• _SUPPLIED DATA_
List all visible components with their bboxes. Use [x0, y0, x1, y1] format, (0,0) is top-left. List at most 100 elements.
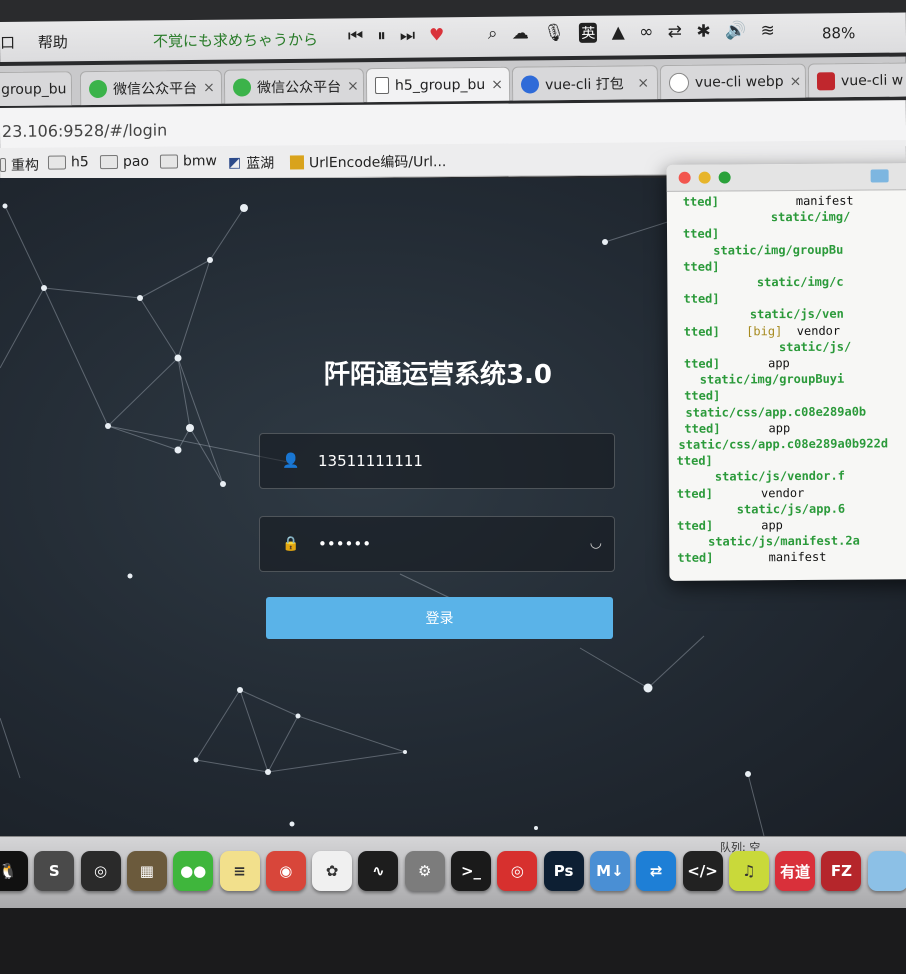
login-button[interactable]: 登录 [266, 597, 613, 639]
tab-vue-cli-w[interactable]: vue-cli w [807, 62, 906, 98]
minimize-window-button[interactable] [698, 171, 711, 184]
tab-h5-group-bu[interactable]: h5_group_bu × [365, 66, 511, 103]
tab-group-bu[interactable]: group_bu× [0, 71, 73, 107]
baidu-paw-icon [520, 74, 540, 94]
playback-controls: ⏮⏸⏭♥ [348, 25, 459, 46]
bookmark-bmw[interactable]: bmw [159, 153, 217, 169]
menu-item-help[interactable]: 帮助 [38, 33, 68, 51]
qq-icon[interactable]: 🐧 [0, 851, 28, 891]
music-player-icon[interactable]: ♫ [728, 851, 769, 891]
urlencode-icon [289, 155, 305, 170]
tab-vue-cli-build[interactable]: vue-cli 打包 × [511, 65, 659, 101]
dock: 队列: 空 🐧 S ◎ ▦ ●● ≡ ◉ ✿ ∿ ⚙ >_ ◎ Ps M↓ ⇄ </> ♫ 有道 FZ [0, 836, 906, 909]
menu-item-window[interactable]: 口 [0, 34, 15, 52]
notes-icon[interactable]: ≡ [219, 851, 260, 891]
close-icon[interactable]: × [197, 79, 215, 95]
spotlight-search-icon[interactable]: ⌕ [488, 24, 498, 44]
bookmark-lanhu[interactable]: ◩ 蓝湖 [228, 153, 274, 173]
terminal-line-text: app [725, 518, 783, 533]
zoom-window-button[interactable] [718, 171, 731, 184]
terminal-line-prefix: tted] [683, 259, 720, 274]
heart-icon[interactable]: ♥ [429, 25, 458, 45]
input-method-icon[interactable]: 英 [579, 22, 598, 43]
next-track-icon[interactable]: ⏭ [400, 26, 430, 46]
tab-wechat-platform-1[interactable]: 微信公众平台 × [79, 69, 223, 106]
markdown-icon[interactable]: M↓ [589, 851, 630, 891]
tab-label: 微信公众平台 [112, 80, 198, 98]
terminal-line-text: vendor [724, 485, 805, 501]
terminal-line-prefix: tted] [682, 226, 720, 242]
terminal-window[interactable]: tted] manifest static/img/tted] static/i… [666, 163, 906, 581]
terminal-icon[interactable]: >_ [451, 851, 491, 891]
wechat-icon[interactable]: ●● [173, 851, 214, 891]
close-icon[interactable]: × [341, 78, 359, 94]
bookmark-h5[interactable]: h5 [47, 154, 89, 170]
calculator-icon[interactable]: ▦ [126, 851, 167, 891]
code-editor-icon[interactable]: </> [682, 851, 723, 891]
wechat-icon [88, 79, 108, 98]
close-icon[interactable]: × [784, 73, 802, 89]
tab-bar: group_bu× 微信公众平台× 微信公众平台× h5_group_bu× v… [0, 56, 906, 107]
youdao-icon[interactable]: 有道 [775, 851, 816, 891]
voice-icon[interactable]: 🎙 [543, 23, 565, 43]
wechat-tray-icon[interactable]: ☁ [512, 23, 529, 43]
terminal-line-prefix: tted] [683, 291, 720, 306]
password-field[interactable]: 🔒 ◡ [259, 516, 615, 572]
sublime-text-icon[interactable]: S [34, 851, 75, 891]
photos-icon[interactable]: ✿ [312, 851, 353, 891]
close-icon[interactable]: × [66, 81, 72, 97]
lanhu-icon: ◩ [227, 154, 242, 172]
folder-icon [159, 154, 179, 169]
terminal-line-text: static/js/vendor.f [678, 469, 845, 485]
app-tray-icon[interactable]: ▲ [612, 22, 625, 42]
chrome-icon[interactable]: ◉ [265, 851, 306, 891]
folder-icon [0, 157, 7, 172]
username-field[interactable]: 👤 [259, 433, 615, 489]
tab-wechat-platform-2[interactable]: 微信公众平台 × [223, 68, 365, 104]
teamviewer-tray-icon[interactable]: ⇄ [668, 22, 682, 42]
terminal-line-text: static/img/c [677, 274, 844, 290]
terminal-titlebar[interactable] [666, 163, 906, 192]
terminal-line-prefix: tted] [677, 518, 714, 533]
terminal-line-text: static/img/groupBuyi [678, 371, 845, 388]
login-title: 阡陌通运营系统3.0 [323, 360, 553, 390]
instruments-icon[interactable]: ◎ [80, 851, 121, 891]
terminal-line-prefix: tted] [683, 324, 720, 339]
volume-icon[interactable]: 🔊 [725, 21, 746, 41]
url-text[interactable]: 23.106:9528/#/login [2, 121, 167, 141]
previous-track-icon[interactable]: ⏮ [348, 26, 378, 46]
folder-icon [99, 154, 119, 170]
close-icon[interactable]: × [631, 75, 649, 91]
password-input[interactable] [316, 534, 570, 554]
tab-label: vue-cli 打包 [544, 75, 624, 93]
username-input[interactable] [316, 451, 570, 471]
tab-label: group_bu [0, 80, 67, 98]
teamviewer-icon[interactable]: ⇄ [636, 851, 677, 891]
battery-percentage[interactable]: 88% [822, 24, 856, 42]
tab-vue-cli-webpack[interactable]: vue-cli webp × [659, 63, 807, 100]
creative-cloud-icon[interactable]: ∞ [639, 22, 653, 42]
bookmark-urlencode[interactable]: UrlEncode编码/Url... [289, 151, 447, 172]
tab-label: vue-cli webp [694, 73, 784, 91]
wechat-icon [232, 77, 252, 97]
bluetooth-icon[interactable]: ✱ [696, 22, 710, 42]
bookmark-refactor[interactable]: 重构 [0, 155, 39, 175]
bookmark-pao[interactable]: pao [99, 154, 149, 170]
netease-music-icon[interactable]: ◎ [497, 851, 538, 891]
terminal-line-prefix: tted] [676, 453, 713, 469]
folder-icon [47, 155, 67, 170]
finder-folder-icon[interactable] [867, 851, 906, 891]
lock-icon: 🔒 [282, 536, 300, 552]
pause-icon[interactable]: ⏸ [377, 26, 400, 46]
activity-monitor-icon[interactable]: ∿ [358, 851, 399, 891]
folder-icon [870, 169, 889, 183]
system-preferences-icon[interactable]: ⚙ [404, 851, 445, 891]
photoshop-icon[interactable]: Ps [543, 851, 584, 891]
terminal-line-prefix: tted] [676, 486, 714, 501]
show-password-icon[interactable]: ◡ [590, 535, 602, 551]
wifi-icon[interactable]: ≋ [761, 21, 775, 41]
filezilla-icon[interactable]: FZ [821, 851, 862, 891]
terminal-line-text: static/js/ [677, 339, 852, 355]
close-icon[interactable]: × [485, 76, 503, 92]
close-window-button[interactable] [678, 171, 691, 184]
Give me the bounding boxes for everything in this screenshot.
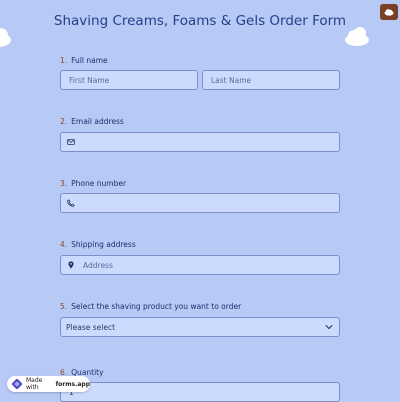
question-label-full-name: 1. Full name: [60, 56, 108, 65]
question-label-shipping-address: 4. Shipping address: [60, 240, 136, 249]
question-text: Full name: [71, 56, 108, 65]
email-input[interactable]: [75, 137, 339, 147]
badge-prefix: Made with: [26, 377, 43, 391]
cloud-decoration-left: [0, 28, 11, 47]
last-name-field[interactable]: [202, 70, 340, 90]
first-name-input[interactable]: [61, 75, 197, 85]
question-text: Email address: [71, 117, 124, 126]
question-text: Phone number: [71, 179, 127, 188]
phone-field[interactable]: [60, 193, 340, 213]
forms-app-logo-icon: [11, 378, 23, 390]
question-label-email: 2. Email address: [60, 117, 124, 126]
form-title: Shaving Creams, Foams & Gels Order Form: [53, 13, 347, 29]
email-field[interactable]: [60, 132, 340, 152]
question-text: Select the shaving product you want to o…: [71, 302, 242, 311]
address-field[interactable]: [60, 255, 340, 275]
question-number: 3.: [60, 179, 68, 188]
last-name-input[interactable]: [203, 75, 339, 85]
phone-input[interactable]: [75, 198, 339, 208]
question-number: 2.: [60, 117, 68, 126]
question-label-product: 5. Select the shaving product you want to…: [60, 302, 241, 311]
question-text: Shipping address: [71, 240, 136, 249]
question-number: 5.: [60, 302, 68, 311]
chevron-down-icon: [325, 324, 333, 330]
address-input[interactable]: [75, 260, 339, 270]
phone-icon: [67, 199, 75, 207]
map-pin-icon: [67, 261, 75, 269]
question-number: 4.: [60, 240, 68, 249]
question-label-phone: 3. Phone number: [60, 179, 126, 188]
quantity-field[interactable]: [60, 382, 340, 402]
envelope-icon: [67, 138, 75, 146]
product-select[interactable]: Please select: [60, 317, 340, 337]
badge-brand: forms.app: [55, 380, 90, 388]
question-number: 1.: [60, 56, 68, 65]
first-name-field[interactable]: [60, 70, 198, 90]
quantity-input[interactable]: [61, 387, 339, 397]
product-select-value: Please select: [66, 322, 116, 332]
made-with-badge[interactable]: Made with forms.app: [7, 376, 90, 392]
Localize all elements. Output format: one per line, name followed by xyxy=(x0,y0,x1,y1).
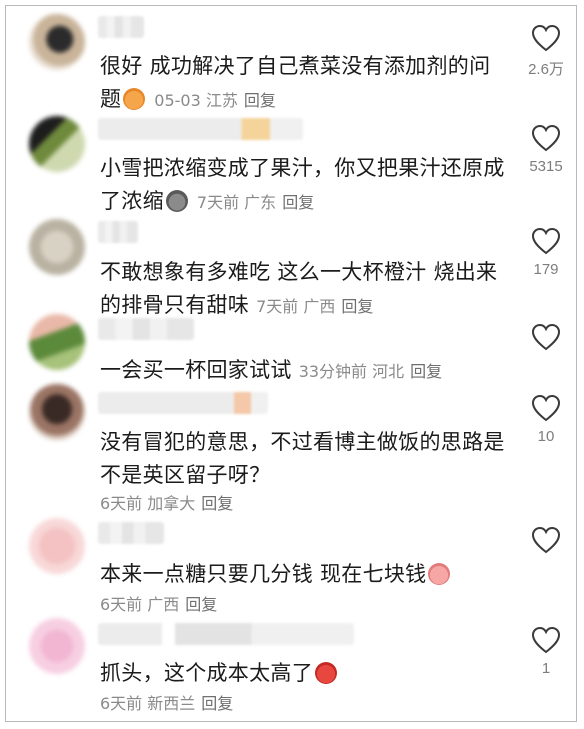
heart-icon xyxy=(531,526,561,554)
username-blurred[interactable] xyxy=(98,221,138,243)
comment-text: 不敢想象有多难吃 这么一大杯橙汁 烧出来的排骨只有甜味 7天前 广西 回复 xyxy=(100,260,498,317)
heart-icon xyxy=(531,626,561,654)
avatar[interactable] xyxy=(29,314,85,370)
heart-icon xyxy=(531,394,561,422)
avatar[interactable] xyxy=(29,116,85,172)
reply-button[interactable]: 回复 xyxy=(201,694,233,713)
comment-time: 6天前 xyxy=(100,595,143,614)
comment-time: 33分钟前 xyxy=(298,362,368,381)
comment-text: 一会买一杯回家试试 33分钟前 河北 回复 xyxy=(100,358,443,382)
like-button[interactable]: 179 xyxy=(518,227,574,278)
comment-location: 加拿大 xyxy=(147,494,196,513)
comment-location: 广东 xyxy=(244,193,277,212)
username-blurred[interactable] xyxy=(98,318,194,340)
comment-list: 很好 成功解决了自己煮菜没有添加剂的问题 05-03 江苏 回复 2.6万 小雪把… xyxy=(5,5,577,722)
comment-text: 本来一点糖只要几分钱 现在七块钱 xyxy=(100,558,510,591)
like-button[interactable] xyxy=(518,323,574,357)
cat-emoji xyxy=(165,190,188,212)
heart-icon xyxy=(531,227,561,255)
surprised-pig-emoji xyxy=(428,563,451,585)
like-count: 2.6万 xyxy=(528,61,564,78)
like-button[interactable]: 1 xyxy=(518,626,574,677)
reply-button[interactable]: 回复 xyxy=(201,494,233,513)
like-count: 10 xyxy=(537,428,555,445)
comment-text: 很好 成功解决了自己煮菜没有添加剂的问题 05-03 江苏 回复 xyxy=(100,54,491,111)
grinning-mango-emoji xyxy=(123,88,146,110)
comment-meta: 6天前 新西兰 回复 xyxy=(100,693,233,715)
comment-time: 6天前 xyxy=(100,694,143,713)
heart-icon xyxy=(531,124,561,152)
like-button[interactable]: 10 xyxy=(518,394,574,445)
heart-icon xyxy=(531,24,561,52)
comment-location: 广西 xyxy=(303,297,336,316)
comment-text: 没有冒犯的意思，不过看博主做饭的思路是不是英区留子呀？ xyxy=(100,430,505,487)
username-blurred[interactable] xyxy=(98,623,354,645)
comment-time: 6天前 xyxy=(100,494,143,513)
comment-text: 小雪把浓缩变成了果汁，你又把果汁还原成了浓缩 7天前 广东 回复 xyxy=(100,156,505,213)
comment-time: 7天前 xyxy=(256,297,299,316)
comment-meta: 6天前 广西 回复 xyxy=(100,594,217,616)
avatar[interactable] xyxy=(29,384,85,440)
comment-location: 河北 xyxy=(372,362,405,381)
username-blurred[interactable] xyxy=(98,16,144,38)
comment-location: 江苏 xyxy=(205,91,238,110)
reply-button[interactable]: 回复 xyxy=(341,297,373,316)
heart-icon xyxy=(531,323,561,351)
like-button[interactable] xyxy=(518,526,574,560)
reply-button[interactable]: 回复 xyxy=(282,193,314,212)
reply-button[interactable]: 回复 xyxy=(410,362,442,381)
reply-button[interactable]: 回复 xyxy=(244,91,276,110)
reply-button[interactable]: 回复 xyxy=(185,595,217,614)
like-button[interactable]: 2.6万 xyxy=(518,24,574,79)
like-count: 179 xyxy=(533,261,559,278)
username-blurred[interactable] xyxy=(98,392,268,414)
like-count: 5315 xyxy=(529,158,563,175)
avatar[interactable] xyxy=(29,219,85,275)
username-blurred[interactable] xyxy=(98,522,164,544)
comment-text: 抓头，这个成本太高了 xyxy=(100,657,510,690)
comment-time: 05-03 xyxy=(154,91,201,110)
comment-meta: 6天前 加拿大 回复 xyxy=(100,493,233,515)
username-blurred[interactable] xyxy=(98,118,303,140)
like-button[interactable]: 5315 xyxy=(518,124,574,175)
angry-devil-emoji xyxy=(315,662,337,684)
avatar[interactable] xyxy=(29,518,85,574)
avatar[interactable] xyxy=(29,14,85,70)
avatar[interactable] xyxy=(29,618,85,674)
comment-time: 7天前 xyxy=(196,193,240,212)
comment-location: 广西 xyxy=(147,595,180,614)
comment-location: 新西兰 xyxy=(147,694,196,713)
like-count: 1 xyxy=(541,660,551,677)
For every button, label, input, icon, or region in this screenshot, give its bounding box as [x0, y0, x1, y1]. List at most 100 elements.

• _AIM_
Copy the rows from the line containing "question-label-full-name: 1. Full" down to the line containing "form-title: Shaving Creams, Foams", replacing "question-text" with "prompt-text" and leaving everything else unchanged.

• _RESULT FOR THIS TASK_
question-label-full-name: 1. Full name: [60, 56, 108, 65]
question-label-shipping-address: 4. Shipping address: [60, 240, 136, 249]
prompt-text: Full name: [71, 56, 108, 65]
email-input[interactable]: [75, 137, 339, 147]
badge-prefix: Made with: [26, 377, 43, 391]
cloud-decoration-left: [0, 28, 11, 47]
last-name-field[interactable]: [202, 70, 340, 90]
first-name-input[interactable]: [61, 75, 197, 85]
prompt-text: Email address: [71, 117, 124, 126]
prompt-text: Phone number: [71, 179, 127, 188]
phone-field[interactable]: [60, 193, 340, 213]
forms-app-logo-icon: [11, 378, 23, 390]
question-label-email: 2. Email address: [60, 117, 124, 126]
form-title: Shaving Creams, Foams & Gels Order Form: [53, 13, 347, 29]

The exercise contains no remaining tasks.